_WHAT THE EXERCISE ASKS_
Search the listing for "JSON" and copy every line where it appears.

_RAW RECORDS_
-------------------------
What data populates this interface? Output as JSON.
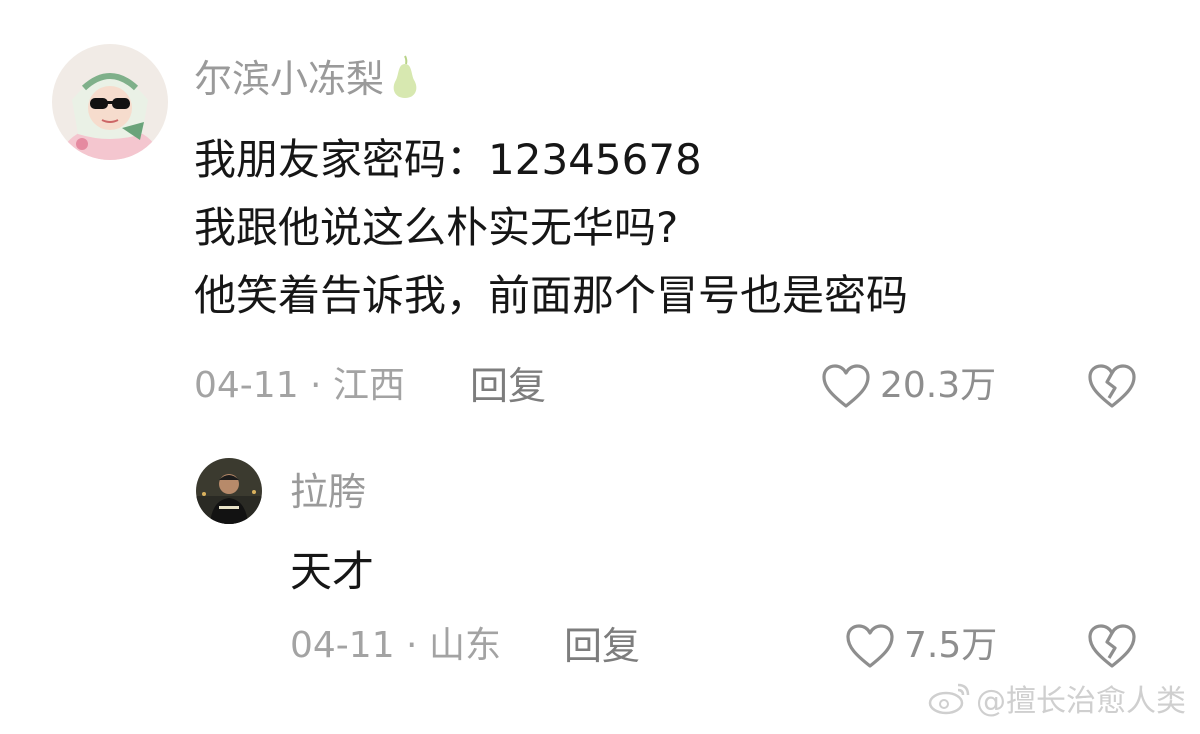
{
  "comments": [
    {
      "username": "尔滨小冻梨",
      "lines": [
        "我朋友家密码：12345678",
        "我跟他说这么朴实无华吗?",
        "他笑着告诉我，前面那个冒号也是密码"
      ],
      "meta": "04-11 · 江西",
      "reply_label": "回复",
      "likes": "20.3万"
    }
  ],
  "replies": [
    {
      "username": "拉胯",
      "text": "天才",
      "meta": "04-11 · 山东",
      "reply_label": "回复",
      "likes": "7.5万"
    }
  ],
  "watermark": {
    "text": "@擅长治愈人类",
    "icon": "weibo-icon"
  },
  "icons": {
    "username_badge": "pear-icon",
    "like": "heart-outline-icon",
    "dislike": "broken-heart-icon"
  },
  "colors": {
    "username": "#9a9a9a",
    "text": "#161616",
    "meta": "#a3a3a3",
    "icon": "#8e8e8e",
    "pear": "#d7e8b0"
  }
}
-------------------------
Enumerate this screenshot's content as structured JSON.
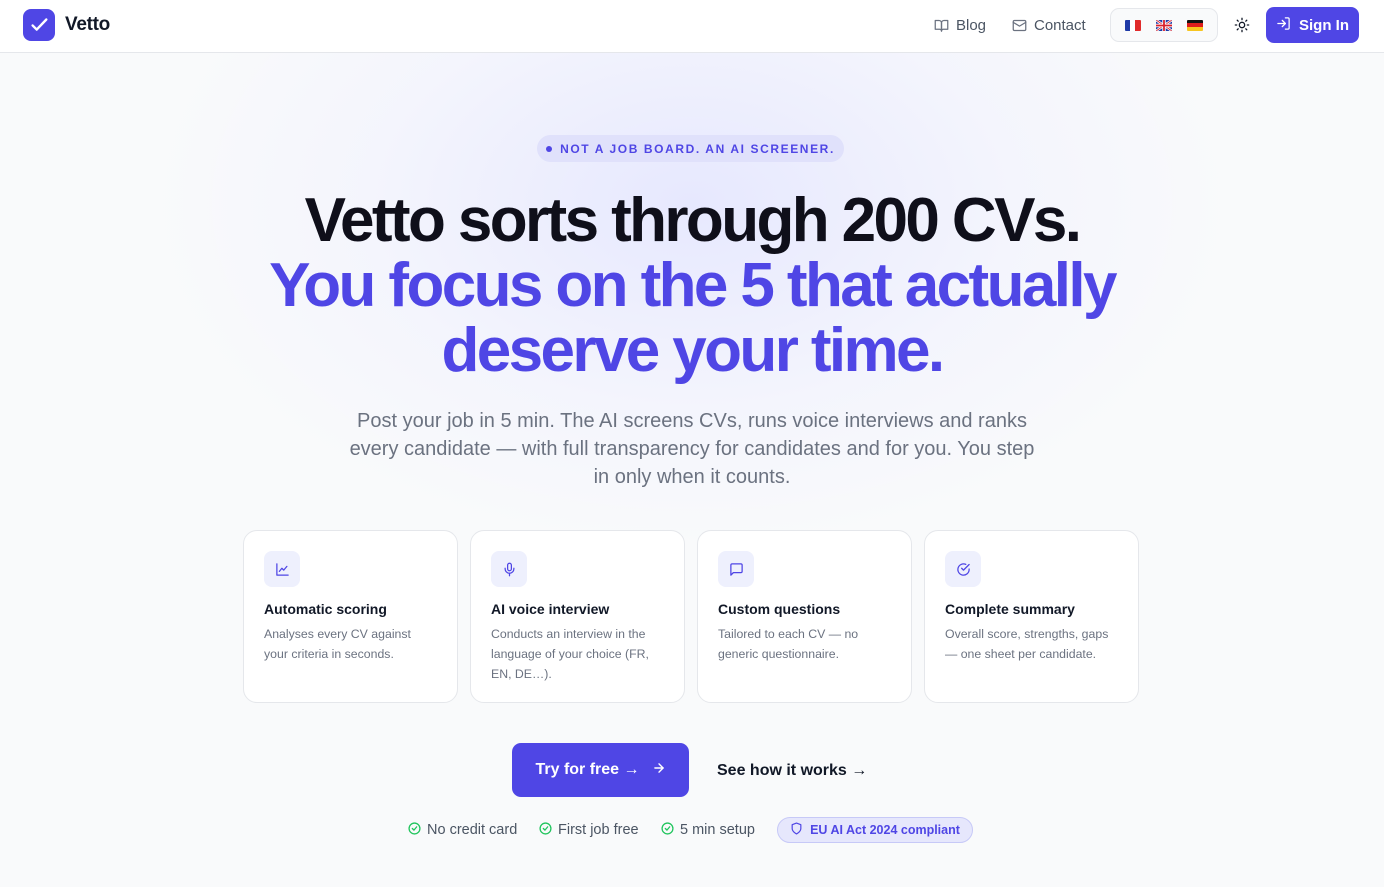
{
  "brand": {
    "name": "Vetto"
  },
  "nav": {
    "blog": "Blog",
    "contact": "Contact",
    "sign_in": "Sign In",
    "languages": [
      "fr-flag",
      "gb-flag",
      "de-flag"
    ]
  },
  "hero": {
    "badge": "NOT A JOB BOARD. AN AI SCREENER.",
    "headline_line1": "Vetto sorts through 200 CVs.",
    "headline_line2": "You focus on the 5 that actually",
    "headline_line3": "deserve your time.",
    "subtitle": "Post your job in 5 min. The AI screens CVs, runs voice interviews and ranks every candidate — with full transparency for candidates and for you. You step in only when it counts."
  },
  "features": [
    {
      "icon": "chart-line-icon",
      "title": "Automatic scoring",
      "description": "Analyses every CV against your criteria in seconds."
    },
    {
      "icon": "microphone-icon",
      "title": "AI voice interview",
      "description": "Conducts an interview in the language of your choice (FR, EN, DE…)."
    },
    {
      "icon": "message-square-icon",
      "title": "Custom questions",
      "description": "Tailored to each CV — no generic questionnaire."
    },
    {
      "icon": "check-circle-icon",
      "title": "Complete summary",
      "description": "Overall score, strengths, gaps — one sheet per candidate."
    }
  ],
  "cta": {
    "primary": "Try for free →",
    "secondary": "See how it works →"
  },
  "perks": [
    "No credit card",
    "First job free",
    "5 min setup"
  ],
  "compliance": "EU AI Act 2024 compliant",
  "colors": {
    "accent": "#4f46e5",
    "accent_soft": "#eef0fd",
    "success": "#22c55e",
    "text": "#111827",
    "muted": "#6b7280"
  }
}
-------------------------
_FULL OUTPUT_
What data populates this interface? Output as JSON.
Enumerate this screenshot's content as structured JSON.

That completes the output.